(Saved entries)
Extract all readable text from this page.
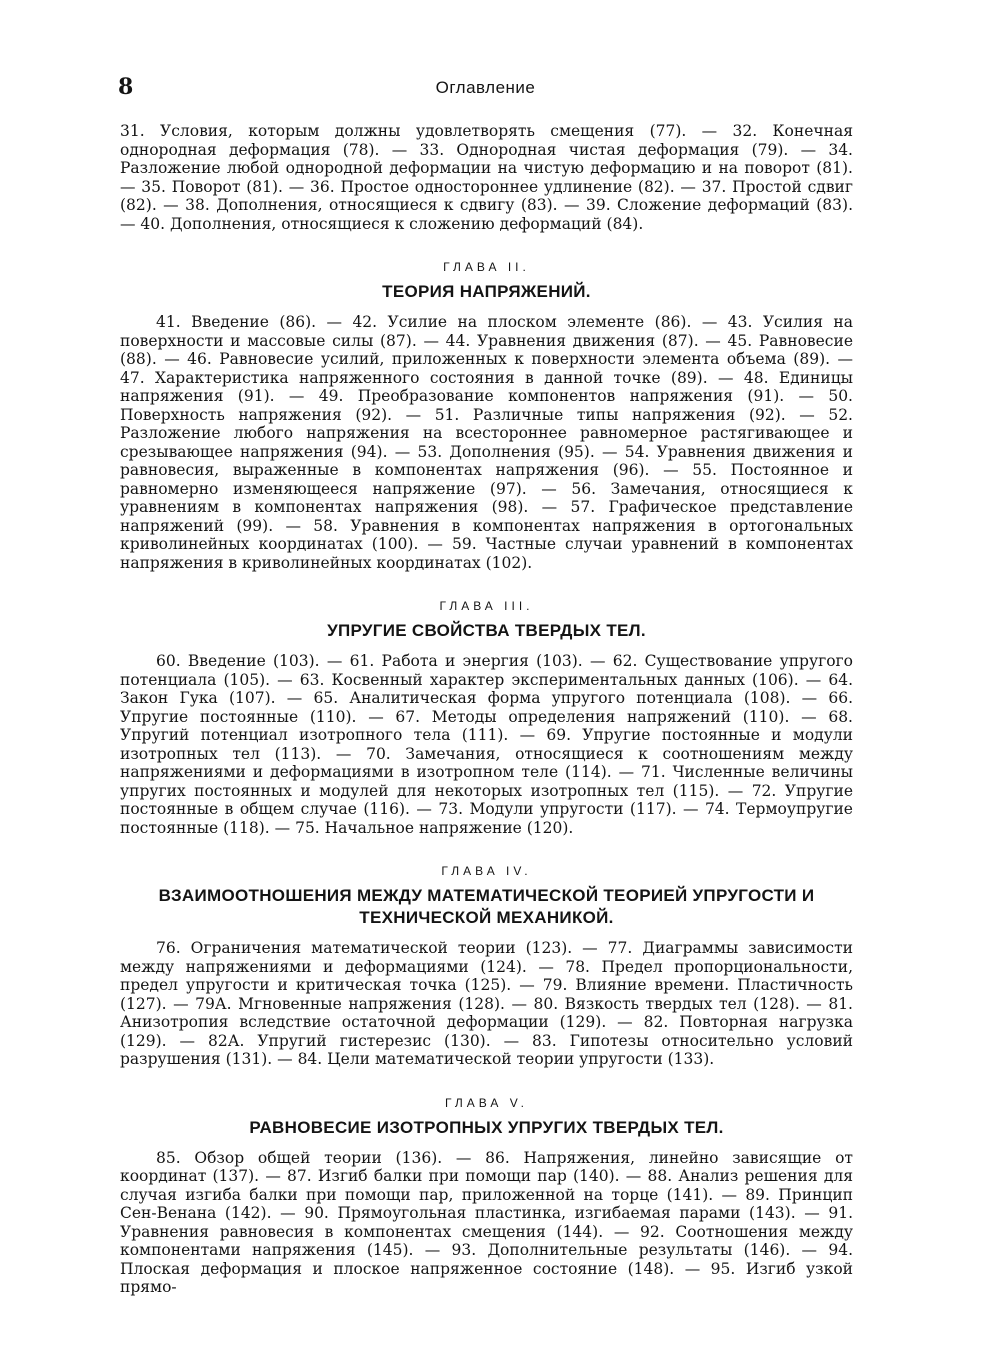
8	Оглавление

31. Условия, которым должны удовлетворять смещения (77). — 32. Конечная однородная деформация (78). — 33. Однородная чистая деформация (79). — 34. Разложение любой однородной деформации на чистую деформацию и на поворот (81). — 35. Поворот (81). — 36. Простое одностороннее удлинение (82). — 37. Простой сдвиг (82). — 38. Дополнения, относящиеся к сдвигу (83). — 39. Сложение деформаций (83). — 40. Дополнения, относящиеся к сложению деформаций (84).

ГЛАВА II.
ТЕОРИЯ НАПРЯЖЕНИЙ.

41. Введение (86). — 42. Усилие на плоском элементе (86). — 43. Усилия на поверхности и массовые силы (87). — 44. Уравнения движения (87). — 45. Равновесие (88). — 46. Равновесие усилий, приложенных к поверхности элемента объема (89). — 47. Характеристика напряженного состояния в данной точке (89). — 48. Единицы напряжения (91). — 49. Преобразование компонентов напряжения (91). — 50. Поверхность напряжения (92). — 51. Различные типы напряжения (92). — 52. Разложение любого напряжения на всестороннее равномерное растягивающее и срезывающее напряжения (94). — 53. Дополнения (95). — 54. Уравнения движения и равновесия, выраженные в компонентах напряжения (96). — 55. Постоянное и равномерно изменяющееся напряжение (97). — 56. Замечания, относящиеся к уравнениям в компонентах напряжения (98). — 57. Графическое представление напряжений (99). — 58. Уравнения в компонентах напряжения в ортогональных криволинейных координатах (100). — 59. Частные случаи уравнений в компонентах напряжения в криволинейных координатах (102).

ГЛАВА III.
УПРУГИЕ СВОЙСТВА ТВЕРДЫХ ТЕЛ.

60. Введение (103). — 61. Работа и энергия (103). — 62. Существование упругого потенциала (105). — 63. Косвенный характер экспериментальных данных (106). — 64. Закон Гука (107). — 65. Аналитическая форма упругого потенциала (108). — 66. Упругие постоянные (110). — 67. Методы определения напряжений (110). — 68. Упругий потенциал изотропного тела (111). — 69. Упругие постоянные и модули изотропных тел (113). — 70. Замечания, относящиеся к соотношениям между напряжениями и деформациями в изотропном теле (114). — 71. Численные величины упругих постоянных и модулей для некоторых изотропных тел (115). — 72. Упругие постоянные в общем случае (116). — 73. Модули упругости (117). — 74. Термоупругие постоянные (118). — 75. Начальное напряжение (120).

ГЛАВА IV.
ВЗАИМООТНОШЕНИЯ МЕЖДУ МАТЕМАТИЧЕСКОЙ ТЕОРИЕЙ УПРУГОСТИ И ТЕХНИЧЕСКОЙ МЕХАНИКОЙ.

76. Ограничения математической теории (123). — 77. Диаграммы зависимости между напряжениями и деформациями (124). — 78. Предел пропорциональности, предел упругости и критическая точка (125). — 79. Влияние времени. Пластичность (127). — 79А. Мгновенные напряжения (128). — 80. Вязкость твердых тел (128). — 81. Анизотропия вследствие остаточной деформации (129). — 82. Повторная нагрузка (129). — 82А. Упругий гистерезис (130). — 83. Гипотезы относительно условий разрушения (131). — 84. Цели математической теории упругости (133).

ГЛАВА V.
РАВНОВЕСИЕ ИЗОТРОПНЫХ УПРУГИХ ТВЕРДЫХ ТЕЛ.

85. Обзор общей теории (136). — 86. Напряжения, линейно зависящие от координат (137). — 87. Изгиб балки при помощи пар (140). — 88. Анализ решения для случая изгиба балки при помощи пар, приложенной на торце (141). — 89. Принцип Сен-Венана (142). — 90. Прямоугольная пластинка, изгибаемая парами (143). — 91. Уравнения равновесия в компонентах смещения (144). — 92. Соотношения между компонентами напряжения (145). — 93. Дополнительные результаты (146). — 94. Плоская деформация и плоское напряженное состояние (148). — 95. Изгиб узкой прямо-
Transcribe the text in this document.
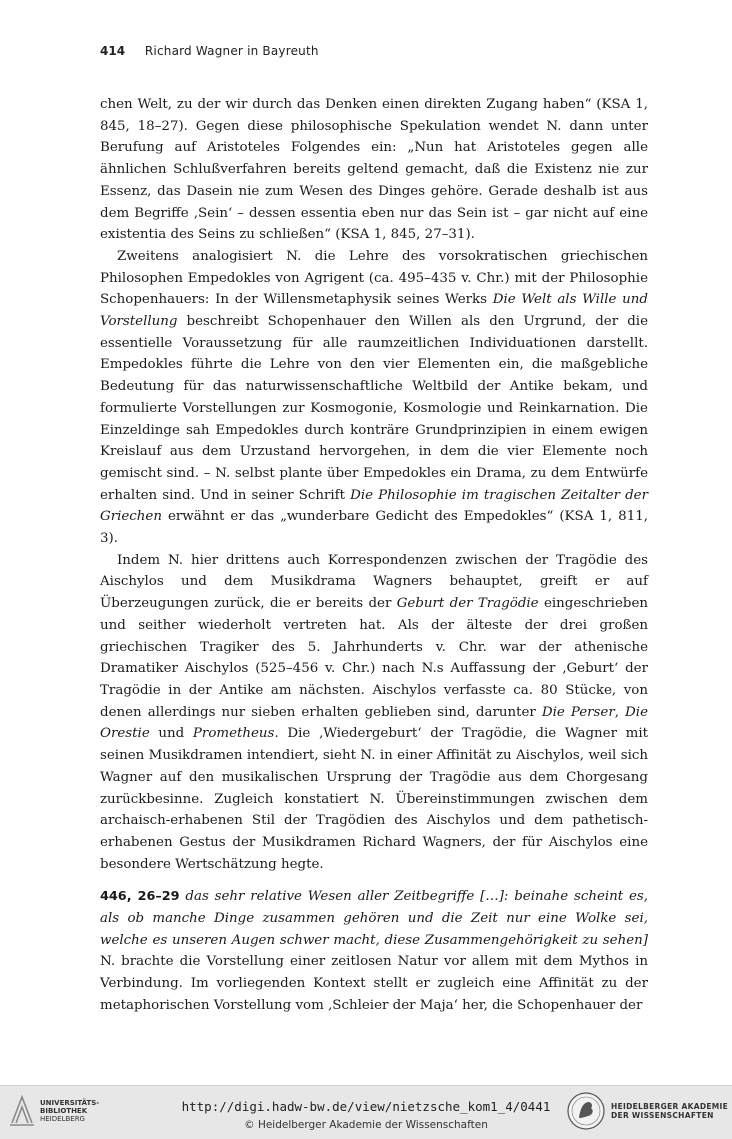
414 Richard Wagner in Bayreuth

chen Welt, zu der wir durch das Denken einen direkten Zugang haben“ (KSA 1, 845, 18–27). Gegen diese philosophische Spekulation wendet N. dann unter Berufung auf Aristoteles Folgendes ein: „Nun hat Aristoteles gegen alle ähnlichen Schlußverfahren bereits geltend gemacht, daß die Existenz nie zur Essenz, das Dasein nie zum Wesen des Dinges gehöre. Gerade deshalb ist aus dem Begriffe ‚Sein‘ – dessen essentia eben nur das Sein ist – gar nicht auf eine existentia des Seins zu schließen“ (KSA 1, 845, 27–31).

Zweitens analogisiert N. die Lehre des vorsokratischen griechischen Philosophen Empedokles von Agrigent (ca. 495–435 v. Chr.) mit der Philosophie Schopenhauers: In der Willensmetaphysik seines Werks Die Welt als Wille und Vorstellung beschreibt Schopenhauer den Willen als den Urgrund, der die essentielle Voraussetzung für alle raumzeitlichen Individuationen darstellt. Empedokles führte die Lehre von den vier Elementen ein, die maßgebliche Bedeutung für das naturwissenschaftliche Weltbild der Antike bekam, und formulierte Vorstellungen zur Kosmogonie, Kosmologie und Reinkarnation. Die Einzeldinge sah Empedokles durch konträre Grundprinzipien in einem ewigen Kreislauf aus dem Urzustand hervorgehen, in dem die vier Elemente noch gemischt sind. – N. selbst plante über Empedokles ein Drama, zu dem Entwürfe erhalten sind. Und in seiner Schrift Die Philosophie im tragischen Zeitalter der Griechen erwähnt er das „wunderbare Gedicht des Empedokles“ (KSA 1, 811, 3).

Indem N. hier drittens auch Korrespondenzen zwischen der Tragödie des Aischylos und dem Musikdrama Wagners behauptet, greift er auf Überzeugungen zurück, die er bereits der Geburt der Tragödie eingeschrieben und seither wiederholt vertreten hat. Als der älteste der drei großen griechischen Tragiker des 5. Jahrhunderts v. Chr. war der athenische Dramatiker Aischylos (525–456 v. Chr.) nach N.s Auffassung der ‚Geburt‘ der Tragödie in der Antike am nächsten. Aischylos verfasste ca. 80 Stücke, von denen allerdings nur sieben erhalten geblieben sind, darunter Die Perser, Die Orestie und Prometheus. Die ‚Wiedergeburt‘ der Tragödie, die Wagner mit seinen Musikdramen intendiert, sieht N. in einer Affinität zu Aischylos, weil sich Wagner auf den musikalischen Ursprung der Tragödie aus dem Chorgesang zurückbesinne. Zugleich konstatiert N. Übereinstimmungen zwischen dem archaisch-erhabenen Stil der Tragödien des Aischylos und dem pathetisch-erhabenen Gestus der Musikdramen Richard Wagners, der für Aischylos eine besondere Wertschätzung hegte.

446, 26–29 das sehr relative Wesen aller Zeitbegriffe […]: beinahe scheint es, als ob manche Dinge zusammen gehören und die Zeit nur eine Wolke sei, welche es unseren Augen schwer macht, diese Zusammengehörigkeit zu sehen] N. brachte die Vorstellung einer zeitlosen Natur vor allem mit dem Mythos in Verbindung. Im vorliegenden Kontext stellt er zugleich eine Affinität zu der metaphorischen Vorstellung vom ‚Schleier der Maja‘ her, die Schopenhauer der

UNIVERSITÄTS-
BIBLIOTHEK
HEIDELBERG
http://digi.hadw-bw.de/view/nietzsche_kom1_4/0441
© Heidelberger Akademie der Wissenschaften
HEIDELBERGER AKADEMIE
DER WISSENSCHAFTEN
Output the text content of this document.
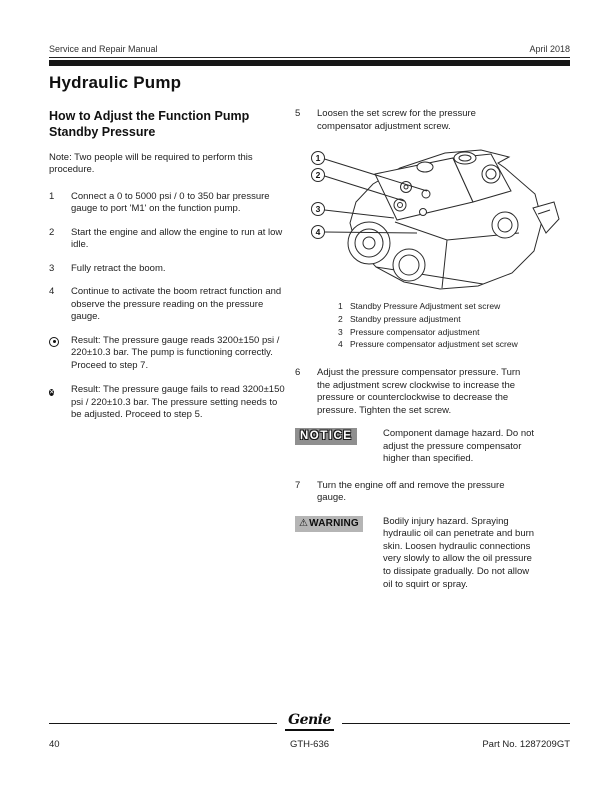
Service and Repair Manual	April 2018
Hydraulic Pump
How to Adjust the Function Pump Standby Pressure
Note: Two people will be required to perform this procedure.
1	Connect a 0 to 5000 psi / 0 to 350 bar pressure gauge to port 'M1' on the function pump.
2	Start the engine and allow the engine to run at low idle.
3	Fully retract the boom.
4	Continue to activate the boom retract function and observe the pressure reading on the pressure gauge.
Result: The pressure gauge reads 3200±150 psi / 220±10.3 bar. The pump is functioning correctly. Proceed to step 7.
✕	Result: The pressure gauge fails to read 3200±150 psi / 220±10.3 bar. The pressure setting needs to be adjusted. Proceed to step 5.
5	Loosen the set screw for the pressure compensator adjustment screw.
1
2
3
4
1 Standby Pressure Adjustment set screw
2 Standby pressure adjustment
3 Pressure compensator adjustment
4 Pressure compensator adjustment set screw
6	Adjust the pressure compensator pressure. Turn the adjustment screw clockwise to increase the pressure or counterclockwise to decrease the pressure. Tighten the set screw.
NOTICE	Component damage hazard. Do not adjust the pressure compensator higher than specified.
7	Turn the engine off and remove the pressure gauge.
⚠WARNING	Bodily injury hazard. Spraying hydraulic oil can penetrate and burn skin. Loosen hydraulic connections very slowly to allow the oil pressure to dissipate gradually. Do not allow oil to squirt or spray.
Genie
40	GTH-636	Part No. 1287209GT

What is required: Scan the records above for the string "Proceed", then report every line that contains it.

Solution:
Result: The pressure gauge reads 3200±150 psi / 220±10.3 bar. The pump is functioning correctly. Proceed to step 7.
✕	Result: The pressure gauge fails to read 3200±150 psi / 220±10.3 bar. The pressure setting needs to be adjusted. Proceed to step 5.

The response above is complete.